Your task »
From the listing below, pull each line that includes "group".

-- Stored data start --

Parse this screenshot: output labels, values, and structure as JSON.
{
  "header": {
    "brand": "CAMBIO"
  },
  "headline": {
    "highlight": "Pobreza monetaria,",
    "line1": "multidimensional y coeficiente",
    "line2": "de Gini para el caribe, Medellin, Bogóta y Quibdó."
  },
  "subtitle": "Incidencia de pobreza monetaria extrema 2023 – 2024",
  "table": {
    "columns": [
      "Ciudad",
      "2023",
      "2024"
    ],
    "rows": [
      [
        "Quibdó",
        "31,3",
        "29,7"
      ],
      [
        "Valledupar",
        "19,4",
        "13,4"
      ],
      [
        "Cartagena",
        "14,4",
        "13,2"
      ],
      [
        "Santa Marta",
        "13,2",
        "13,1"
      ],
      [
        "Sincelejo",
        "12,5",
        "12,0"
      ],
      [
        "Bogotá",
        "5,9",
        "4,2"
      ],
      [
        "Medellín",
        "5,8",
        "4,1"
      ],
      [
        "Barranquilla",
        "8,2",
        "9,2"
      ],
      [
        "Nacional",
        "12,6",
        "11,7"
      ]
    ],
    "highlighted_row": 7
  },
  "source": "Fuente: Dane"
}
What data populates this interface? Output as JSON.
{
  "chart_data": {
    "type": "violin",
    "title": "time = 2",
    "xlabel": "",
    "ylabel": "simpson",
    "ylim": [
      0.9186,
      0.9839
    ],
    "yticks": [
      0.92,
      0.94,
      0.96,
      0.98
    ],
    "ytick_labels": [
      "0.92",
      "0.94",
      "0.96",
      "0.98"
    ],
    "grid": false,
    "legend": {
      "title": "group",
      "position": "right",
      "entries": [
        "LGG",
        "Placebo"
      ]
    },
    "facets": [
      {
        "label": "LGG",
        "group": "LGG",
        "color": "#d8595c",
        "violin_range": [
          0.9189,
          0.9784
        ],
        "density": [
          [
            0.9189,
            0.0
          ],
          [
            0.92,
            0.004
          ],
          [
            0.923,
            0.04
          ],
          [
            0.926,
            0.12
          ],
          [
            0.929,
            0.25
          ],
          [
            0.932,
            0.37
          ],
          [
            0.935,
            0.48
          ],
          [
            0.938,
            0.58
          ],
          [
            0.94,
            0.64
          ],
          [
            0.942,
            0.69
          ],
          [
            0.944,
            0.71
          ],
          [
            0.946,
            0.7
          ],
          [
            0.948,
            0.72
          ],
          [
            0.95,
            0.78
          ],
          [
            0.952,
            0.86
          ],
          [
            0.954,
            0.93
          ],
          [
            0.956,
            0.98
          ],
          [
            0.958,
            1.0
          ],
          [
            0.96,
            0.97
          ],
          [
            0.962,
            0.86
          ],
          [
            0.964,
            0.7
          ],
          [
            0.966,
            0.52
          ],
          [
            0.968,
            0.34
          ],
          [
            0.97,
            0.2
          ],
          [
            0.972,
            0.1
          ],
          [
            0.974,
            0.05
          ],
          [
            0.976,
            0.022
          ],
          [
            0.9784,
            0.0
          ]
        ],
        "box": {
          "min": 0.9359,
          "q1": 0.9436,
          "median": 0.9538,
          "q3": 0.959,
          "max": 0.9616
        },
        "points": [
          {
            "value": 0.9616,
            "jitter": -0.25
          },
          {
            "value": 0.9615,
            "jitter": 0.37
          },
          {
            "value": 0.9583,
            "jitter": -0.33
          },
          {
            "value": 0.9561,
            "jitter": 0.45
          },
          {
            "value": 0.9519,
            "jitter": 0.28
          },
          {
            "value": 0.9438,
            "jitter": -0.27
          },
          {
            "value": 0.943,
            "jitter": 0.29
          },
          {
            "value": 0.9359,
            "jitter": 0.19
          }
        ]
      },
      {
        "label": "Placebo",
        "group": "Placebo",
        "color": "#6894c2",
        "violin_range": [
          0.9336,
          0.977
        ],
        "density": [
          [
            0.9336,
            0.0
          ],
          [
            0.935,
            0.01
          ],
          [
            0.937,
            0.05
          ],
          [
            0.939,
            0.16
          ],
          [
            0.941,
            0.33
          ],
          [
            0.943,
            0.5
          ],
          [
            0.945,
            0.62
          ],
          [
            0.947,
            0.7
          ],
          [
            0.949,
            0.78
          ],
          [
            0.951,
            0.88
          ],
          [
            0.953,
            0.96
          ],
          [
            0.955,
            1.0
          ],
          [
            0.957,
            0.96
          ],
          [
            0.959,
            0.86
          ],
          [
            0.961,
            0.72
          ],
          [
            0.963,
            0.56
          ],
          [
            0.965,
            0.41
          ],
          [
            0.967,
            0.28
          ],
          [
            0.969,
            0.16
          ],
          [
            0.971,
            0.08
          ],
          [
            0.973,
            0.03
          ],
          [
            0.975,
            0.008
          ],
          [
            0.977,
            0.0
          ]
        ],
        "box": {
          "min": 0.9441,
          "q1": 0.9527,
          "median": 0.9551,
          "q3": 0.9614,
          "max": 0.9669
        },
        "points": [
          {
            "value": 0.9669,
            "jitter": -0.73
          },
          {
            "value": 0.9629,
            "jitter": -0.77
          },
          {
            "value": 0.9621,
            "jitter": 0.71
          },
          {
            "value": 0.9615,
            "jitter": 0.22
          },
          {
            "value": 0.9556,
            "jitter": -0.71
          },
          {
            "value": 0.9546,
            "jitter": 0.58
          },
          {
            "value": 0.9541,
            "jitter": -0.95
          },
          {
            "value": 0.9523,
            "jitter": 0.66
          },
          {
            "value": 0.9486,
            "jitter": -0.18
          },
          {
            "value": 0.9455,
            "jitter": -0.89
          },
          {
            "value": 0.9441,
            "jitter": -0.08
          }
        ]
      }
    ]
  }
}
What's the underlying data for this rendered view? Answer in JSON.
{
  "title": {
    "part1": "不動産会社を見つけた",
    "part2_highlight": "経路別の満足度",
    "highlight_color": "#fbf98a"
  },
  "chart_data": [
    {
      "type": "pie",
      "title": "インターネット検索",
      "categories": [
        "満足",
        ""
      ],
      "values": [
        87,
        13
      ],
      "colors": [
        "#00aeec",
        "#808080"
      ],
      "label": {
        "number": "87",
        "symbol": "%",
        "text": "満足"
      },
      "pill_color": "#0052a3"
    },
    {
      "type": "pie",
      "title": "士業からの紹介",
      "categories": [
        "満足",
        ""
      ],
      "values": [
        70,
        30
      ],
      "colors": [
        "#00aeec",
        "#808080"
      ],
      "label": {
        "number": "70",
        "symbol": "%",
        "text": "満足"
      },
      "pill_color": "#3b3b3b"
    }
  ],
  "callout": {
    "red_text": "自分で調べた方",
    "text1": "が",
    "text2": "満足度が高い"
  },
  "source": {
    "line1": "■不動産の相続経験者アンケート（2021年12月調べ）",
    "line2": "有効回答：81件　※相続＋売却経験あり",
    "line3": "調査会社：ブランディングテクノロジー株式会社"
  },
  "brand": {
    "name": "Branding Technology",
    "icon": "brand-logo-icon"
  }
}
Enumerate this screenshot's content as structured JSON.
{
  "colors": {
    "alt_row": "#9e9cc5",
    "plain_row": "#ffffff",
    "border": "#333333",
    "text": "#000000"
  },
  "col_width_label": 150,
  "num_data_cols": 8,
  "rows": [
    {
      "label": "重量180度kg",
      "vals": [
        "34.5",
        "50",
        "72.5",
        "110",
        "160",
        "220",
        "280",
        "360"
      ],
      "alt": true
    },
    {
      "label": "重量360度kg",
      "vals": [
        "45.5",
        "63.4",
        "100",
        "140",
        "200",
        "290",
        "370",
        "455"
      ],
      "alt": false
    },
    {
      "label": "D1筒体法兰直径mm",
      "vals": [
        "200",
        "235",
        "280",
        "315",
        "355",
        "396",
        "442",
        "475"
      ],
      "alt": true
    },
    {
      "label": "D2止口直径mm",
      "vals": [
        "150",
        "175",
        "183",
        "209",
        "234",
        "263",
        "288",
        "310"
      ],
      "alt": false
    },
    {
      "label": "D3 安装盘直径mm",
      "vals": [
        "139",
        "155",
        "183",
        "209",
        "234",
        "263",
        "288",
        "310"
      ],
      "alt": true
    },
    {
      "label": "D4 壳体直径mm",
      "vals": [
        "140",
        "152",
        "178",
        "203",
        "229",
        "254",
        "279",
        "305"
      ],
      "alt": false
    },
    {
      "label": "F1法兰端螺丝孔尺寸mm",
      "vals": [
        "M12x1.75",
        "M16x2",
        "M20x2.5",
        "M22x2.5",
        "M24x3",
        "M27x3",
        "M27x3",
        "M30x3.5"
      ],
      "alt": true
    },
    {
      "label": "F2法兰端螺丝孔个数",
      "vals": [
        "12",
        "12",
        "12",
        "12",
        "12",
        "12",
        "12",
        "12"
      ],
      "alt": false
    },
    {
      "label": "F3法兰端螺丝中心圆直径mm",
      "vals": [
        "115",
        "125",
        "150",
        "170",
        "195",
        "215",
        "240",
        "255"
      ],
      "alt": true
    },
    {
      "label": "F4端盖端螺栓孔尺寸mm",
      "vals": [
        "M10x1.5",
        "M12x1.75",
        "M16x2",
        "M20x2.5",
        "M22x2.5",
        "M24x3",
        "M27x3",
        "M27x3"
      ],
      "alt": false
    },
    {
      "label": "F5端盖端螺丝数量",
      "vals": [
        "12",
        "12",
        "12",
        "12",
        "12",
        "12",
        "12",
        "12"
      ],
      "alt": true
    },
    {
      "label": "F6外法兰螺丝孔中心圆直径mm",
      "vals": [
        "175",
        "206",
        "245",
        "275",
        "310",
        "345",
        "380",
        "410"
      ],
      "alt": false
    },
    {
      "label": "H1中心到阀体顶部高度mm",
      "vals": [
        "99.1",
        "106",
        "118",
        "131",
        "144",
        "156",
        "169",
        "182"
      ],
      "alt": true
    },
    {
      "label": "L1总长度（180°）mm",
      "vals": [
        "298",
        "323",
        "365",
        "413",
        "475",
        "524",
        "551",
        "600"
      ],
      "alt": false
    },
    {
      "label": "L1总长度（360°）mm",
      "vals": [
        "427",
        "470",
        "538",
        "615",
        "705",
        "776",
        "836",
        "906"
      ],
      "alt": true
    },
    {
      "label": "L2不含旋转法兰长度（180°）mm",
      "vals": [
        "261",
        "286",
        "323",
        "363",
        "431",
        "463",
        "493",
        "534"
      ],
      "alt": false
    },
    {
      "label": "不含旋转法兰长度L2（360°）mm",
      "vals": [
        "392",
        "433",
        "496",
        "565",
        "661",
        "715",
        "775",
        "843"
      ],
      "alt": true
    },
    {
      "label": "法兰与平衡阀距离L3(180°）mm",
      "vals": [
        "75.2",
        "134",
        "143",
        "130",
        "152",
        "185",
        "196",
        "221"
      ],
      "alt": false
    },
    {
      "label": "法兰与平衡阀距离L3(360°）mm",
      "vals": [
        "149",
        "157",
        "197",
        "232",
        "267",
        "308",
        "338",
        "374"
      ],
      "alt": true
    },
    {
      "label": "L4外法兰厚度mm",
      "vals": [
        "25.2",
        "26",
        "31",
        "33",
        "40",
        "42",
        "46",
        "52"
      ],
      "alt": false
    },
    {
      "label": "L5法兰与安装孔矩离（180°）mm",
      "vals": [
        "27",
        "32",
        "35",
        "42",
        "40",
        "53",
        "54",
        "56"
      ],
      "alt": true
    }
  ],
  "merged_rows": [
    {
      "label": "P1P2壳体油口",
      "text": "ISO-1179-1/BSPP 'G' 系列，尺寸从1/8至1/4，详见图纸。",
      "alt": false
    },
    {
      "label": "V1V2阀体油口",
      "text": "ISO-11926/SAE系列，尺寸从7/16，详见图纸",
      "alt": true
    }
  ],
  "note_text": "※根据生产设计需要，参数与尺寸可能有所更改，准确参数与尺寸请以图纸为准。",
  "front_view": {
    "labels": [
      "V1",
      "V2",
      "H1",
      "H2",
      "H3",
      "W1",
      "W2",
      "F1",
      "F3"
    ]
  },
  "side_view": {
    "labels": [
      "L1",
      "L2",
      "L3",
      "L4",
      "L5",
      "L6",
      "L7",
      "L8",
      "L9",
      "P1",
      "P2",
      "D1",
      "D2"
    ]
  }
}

-- Stored data end --

Result of this task »
      "title": "group",
        "group": "LGG",
        "group": "Placebo",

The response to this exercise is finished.